#### Document segment
Saturday, 16 November 2013

Disasterjunkie DJ's emergency ipod - Top 20 chart run down.

ipod touch case
Hello popsters! 

Are back-to-back emergencies getting you down? No time to grab a moment to yourself? Team-housemates getting on your nerves? 

Disasterjunkie DJ is back with a top 20 chart run down to banish those blues, so kick back, plug in and enjoy!

20. "I ain't got no home", a timeless Woody Guthrie song sung by Billy Bragg, should strike a chord with many a nomadic humanitarian. Give it up for the Braggster!

19. "Passengers" by Elton John, or rather the specific lyric "deny the passengers who want to get on..." will bring back memories of interminable waits in foreign domestic airports, while the video reminds us of the fashions still available in local markets up the road from said airports. 

18. "Just like a woman" by Bob Dylan, a true classic and is dedicated to all those people, colleagues or otherwise, who still struggle to understand what gender mainstreaming is all about. 

17. "Where did all the good people go" by Jack Johnson laments the harsh reality when experienced humanitarians are rotated on to the next emergency leaving hard-to-fill shoes behind or the collective sigh under the breath when colleagues belonging to other organs from the higher echelons of humanitarian architecture are promoted to a higher level of incompetence.

16. "Eight days a week" by The Beatles is as fresh today as it was when it was first released and will resonate with all of you who cry with laughter when reading the hours written in to your contract, which you and I both know, is a work of fiction.

15. "Our house" by Madness gives a warm, fuzzy glow to the most extreme team-abode, whether it is a collective tent, a cluster of tukuls, or concrete box of a house with the outdoor pit latrine, electric fence, sleeping guards and so on and madness it surely is...

#### Recorded data
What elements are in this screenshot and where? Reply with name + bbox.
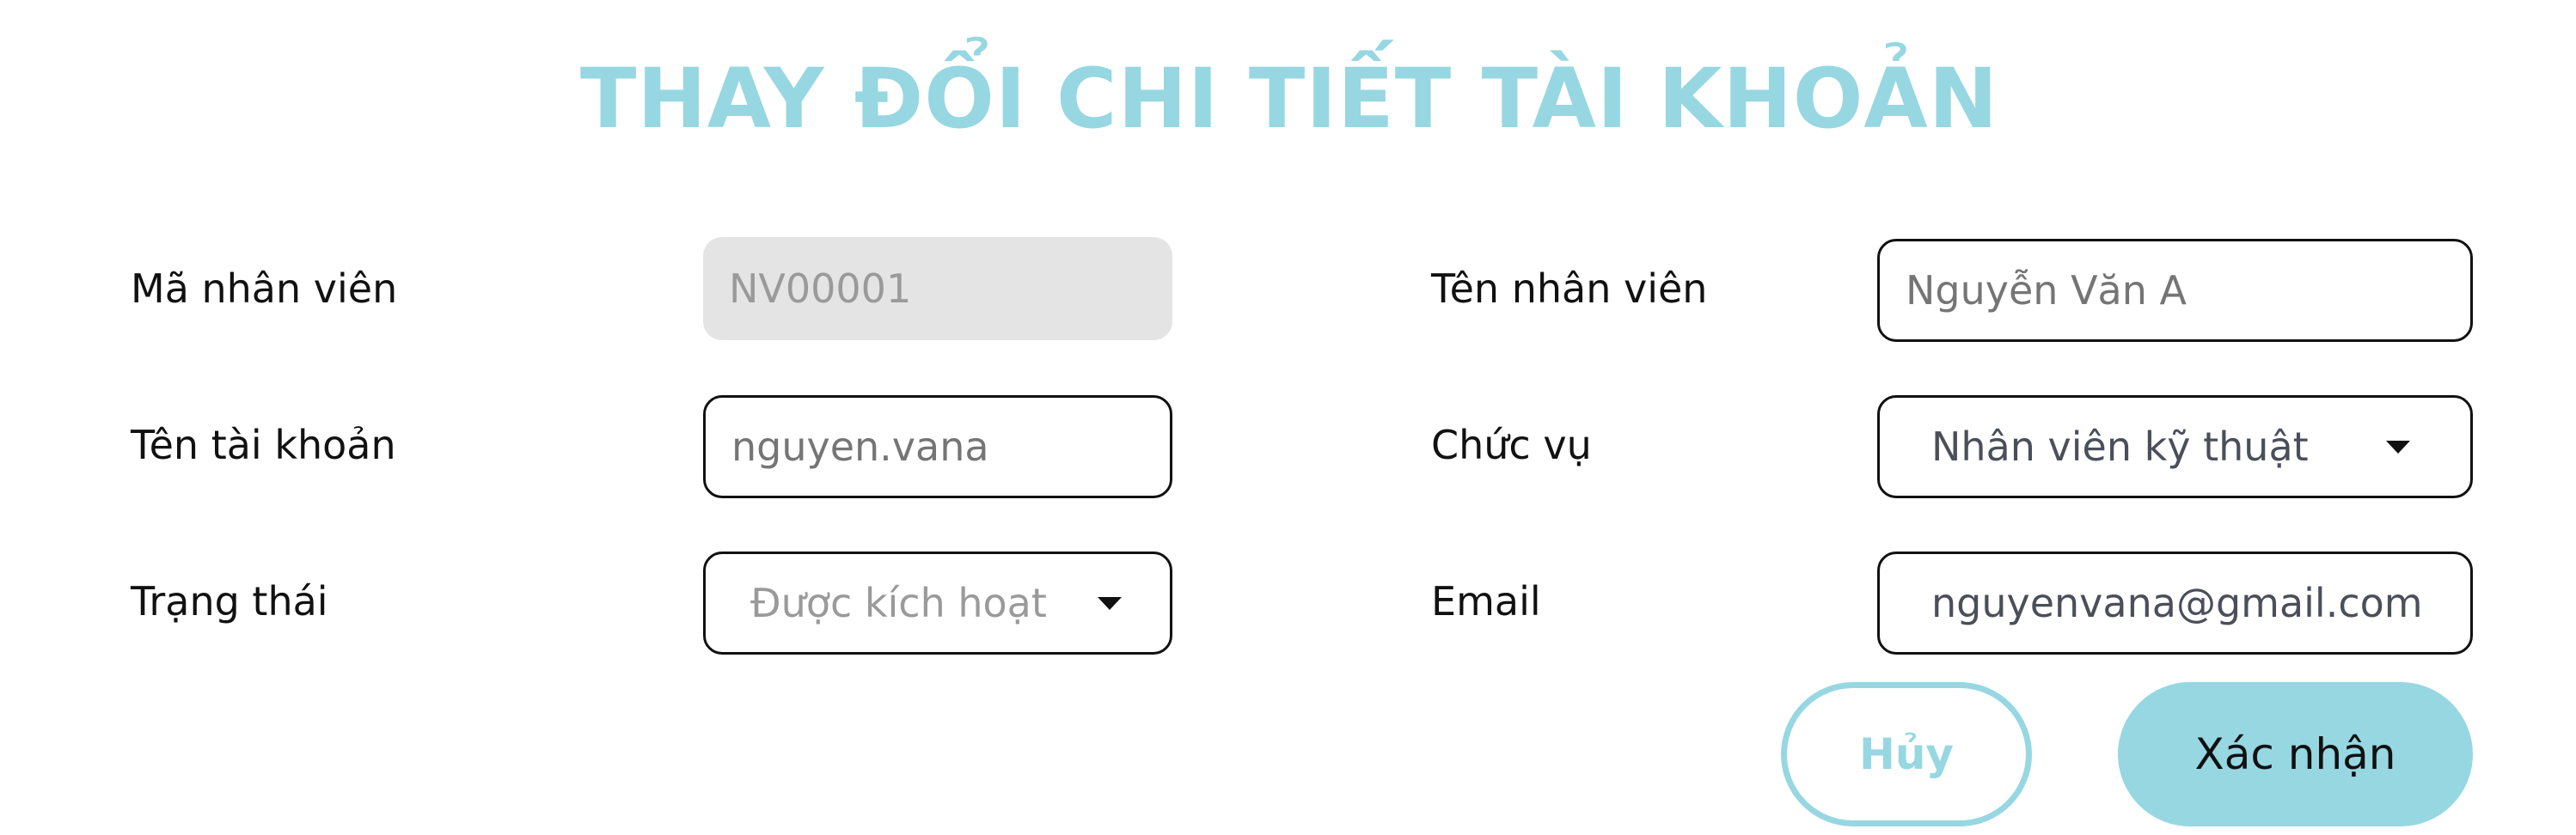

#### Problem 1
In the chart rundown post, who sings the Woody Guthrie song "I ain't got no home" at number 20?
#### Problem 2
Extend the chart rundown post past entry 15, picking up right after its last sentence.
The listing after the chart rundown post comes from an unrelated source.

#### Exercise output 1
Billy Bragg

#### Exercise output 2
14. "I've gotta get a message to you" by The Bee Gees is dedicated to all of the humanitarians around the world, who were in the field before the advent of facebook and twitter and tried their utmost to send letters home by donkey, moped, boat, small plane, large plane, 4 by 4 and via the multi-pocketed jacket or waistcoat of fellow aidworkers on their way to R&R with the promise of a cool beer "if you could post this for me when you reach <insert city>".

13. "A little less conversation" by Elvis Presley remixed by JXL, or specifically the line "A little less conversation a little more action please" will sound familiar when waiting on a decision from HQ or cluster coordination meeting (sorry did I just use 'decision' and 'cluster' in the same sentence? ...mea culpa)

12. "Express yourself" by Labrinth celebrates the individuality (or perceived individuality) of aidworkers the world over who proudly wear ethnic jewelry, henna tattoos, hair braids, loud African or Indonesian print trousers, desert boots, teva sandals, RayBans and various bags made out of recycled WFP food sacks.

11. "Love is a battlefield" by Pat Benatar is an ode to humanitarian lovers everywhere, who met on mission...but did your love make it? Only you can decide...

10. "I need a dollar" by Aloe Blacc heralds that uncomfortable feeling when working round the clock to submit yet another funding proposal or when your R&R budget didn't quite stretch to cover a visit to the local spa.

9. "A whiter shade of pale" by Procol Harum aptly describes the appearance of British humanitarians arriving in the field for the first time, or when they experience their first ever tropical intestinal parasite or the morning-after-the-night-before heavy, all-night NGO party.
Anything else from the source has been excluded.